### THE PROBLEM
For this exercise, copy out each line of the material below that includes "color".

### TASK MATERIAL
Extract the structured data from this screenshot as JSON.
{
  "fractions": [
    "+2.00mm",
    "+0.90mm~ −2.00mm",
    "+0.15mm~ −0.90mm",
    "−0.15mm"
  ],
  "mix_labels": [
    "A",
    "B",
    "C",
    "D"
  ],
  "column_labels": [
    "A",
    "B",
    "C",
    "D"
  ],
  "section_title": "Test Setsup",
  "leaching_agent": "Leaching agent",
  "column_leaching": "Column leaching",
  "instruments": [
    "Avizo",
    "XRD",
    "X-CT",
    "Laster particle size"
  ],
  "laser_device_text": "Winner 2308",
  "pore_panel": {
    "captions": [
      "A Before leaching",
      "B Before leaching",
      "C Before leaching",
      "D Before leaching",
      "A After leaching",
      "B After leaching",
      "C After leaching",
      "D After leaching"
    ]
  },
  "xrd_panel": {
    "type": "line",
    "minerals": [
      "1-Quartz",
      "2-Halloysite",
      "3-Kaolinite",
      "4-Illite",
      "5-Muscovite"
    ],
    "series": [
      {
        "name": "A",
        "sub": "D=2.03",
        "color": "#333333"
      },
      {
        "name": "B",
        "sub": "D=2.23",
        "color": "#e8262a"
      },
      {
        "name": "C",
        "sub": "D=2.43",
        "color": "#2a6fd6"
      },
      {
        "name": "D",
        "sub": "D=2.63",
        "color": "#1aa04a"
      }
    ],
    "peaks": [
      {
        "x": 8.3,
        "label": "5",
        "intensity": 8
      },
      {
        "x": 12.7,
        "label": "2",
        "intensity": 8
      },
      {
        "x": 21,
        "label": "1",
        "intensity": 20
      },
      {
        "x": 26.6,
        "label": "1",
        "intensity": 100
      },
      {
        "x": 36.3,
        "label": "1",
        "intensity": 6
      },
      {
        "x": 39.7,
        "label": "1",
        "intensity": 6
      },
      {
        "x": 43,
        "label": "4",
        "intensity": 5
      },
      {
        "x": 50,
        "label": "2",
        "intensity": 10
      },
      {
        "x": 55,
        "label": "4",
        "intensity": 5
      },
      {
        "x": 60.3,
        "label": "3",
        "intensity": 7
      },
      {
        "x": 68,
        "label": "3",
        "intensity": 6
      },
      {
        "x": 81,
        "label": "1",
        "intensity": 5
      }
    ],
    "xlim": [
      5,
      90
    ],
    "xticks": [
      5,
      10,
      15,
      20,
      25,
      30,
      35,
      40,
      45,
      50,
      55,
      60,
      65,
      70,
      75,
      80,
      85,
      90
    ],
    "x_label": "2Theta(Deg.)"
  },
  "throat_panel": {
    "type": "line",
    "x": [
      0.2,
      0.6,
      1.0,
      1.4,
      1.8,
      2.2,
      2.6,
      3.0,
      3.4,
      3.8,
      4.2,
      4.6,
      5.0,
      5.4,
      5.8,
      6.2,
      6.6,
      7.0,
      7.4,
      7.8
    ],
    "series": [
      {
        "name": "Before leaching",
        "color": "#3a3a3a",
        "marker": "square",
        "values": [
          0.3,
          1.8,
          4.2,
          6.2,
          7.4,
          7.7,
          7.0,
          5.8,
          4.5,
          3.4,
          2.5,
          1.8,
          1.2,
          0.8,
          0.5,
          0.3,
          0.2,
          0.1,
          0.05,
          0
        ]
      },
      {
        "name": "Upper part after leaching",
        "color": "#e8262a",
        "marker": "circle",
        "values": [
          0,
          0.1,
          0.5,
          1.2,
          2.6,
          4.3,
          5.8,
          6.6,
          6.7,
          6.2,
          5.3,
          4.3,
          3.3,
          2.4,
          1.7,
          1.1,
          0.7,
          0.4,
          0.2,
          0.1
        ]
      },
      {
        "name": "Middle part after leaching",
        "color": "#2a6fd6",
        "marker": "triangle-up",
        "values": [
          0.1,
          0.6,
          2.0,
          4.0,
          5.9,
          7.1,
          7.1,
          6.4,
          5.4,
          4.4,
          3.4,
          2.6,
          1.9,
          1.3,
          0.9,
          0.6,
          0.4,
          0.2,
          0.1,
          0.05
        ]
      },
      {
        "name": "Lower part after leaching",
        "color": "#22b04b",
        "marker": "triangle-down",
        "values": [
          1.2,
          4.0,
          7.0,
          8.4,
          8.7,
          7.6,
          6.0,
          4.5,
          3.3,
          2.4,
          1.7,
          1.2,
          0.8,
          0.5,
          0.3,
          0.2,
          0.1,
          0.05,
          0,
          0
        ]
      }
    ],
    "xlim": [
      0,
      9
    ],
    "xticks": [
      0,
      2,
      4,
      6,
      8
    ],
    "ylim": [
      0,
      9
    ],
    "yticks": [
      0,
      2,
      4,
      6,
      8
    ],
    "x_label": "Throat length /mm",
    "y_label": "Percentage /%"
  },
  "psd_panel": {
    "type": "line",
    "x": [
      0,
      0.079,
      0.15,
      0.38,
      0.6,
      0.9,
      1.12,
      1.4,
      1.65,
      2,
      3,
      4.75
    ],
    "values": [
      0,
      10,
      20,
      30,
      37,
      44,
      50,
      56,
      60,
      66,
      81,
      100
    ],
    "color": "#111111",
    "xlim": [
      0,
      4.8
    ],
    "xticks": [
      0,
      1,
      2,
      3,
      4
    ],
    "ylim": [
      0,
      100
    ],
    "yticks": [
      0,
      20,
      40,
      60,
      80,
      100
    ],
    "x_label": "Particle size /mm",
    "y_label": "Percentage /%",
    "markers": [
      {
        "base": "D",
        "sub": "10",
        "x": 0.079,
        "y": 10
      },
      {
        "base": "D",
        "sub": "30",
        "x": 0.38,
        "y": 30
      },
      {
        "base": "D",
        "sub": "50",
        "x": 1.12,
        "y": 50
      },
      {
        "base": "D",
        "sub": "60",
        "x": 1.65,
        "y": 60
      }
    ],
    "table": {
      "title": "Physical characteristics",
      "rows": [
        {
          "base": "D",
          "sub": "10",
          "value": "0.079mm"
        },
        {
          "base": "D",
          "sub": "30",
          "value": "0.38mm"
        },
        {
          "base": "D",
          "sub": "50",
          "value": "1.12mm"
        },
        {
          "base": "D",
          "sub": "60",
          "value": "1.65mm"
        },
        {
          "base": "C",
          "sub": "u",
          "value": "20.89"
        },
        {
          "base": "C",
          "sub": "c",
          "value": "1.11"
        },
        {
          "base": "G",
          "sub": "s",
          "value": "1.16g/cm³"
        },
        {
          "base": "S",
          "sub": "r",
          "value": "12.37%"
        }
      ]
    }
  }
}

### RESPONSE TO THE EXERCISE
        "color": "#333333"
        "color": "#e8262a"
        "color": "#2a6fd6"
        "color": "#1aa04a"
        "color": "#3a3a3a",
        "color": "#e8262a",
        "color": "#2a6fd6",
        "color": "#22b04b",
    "color": "#111111",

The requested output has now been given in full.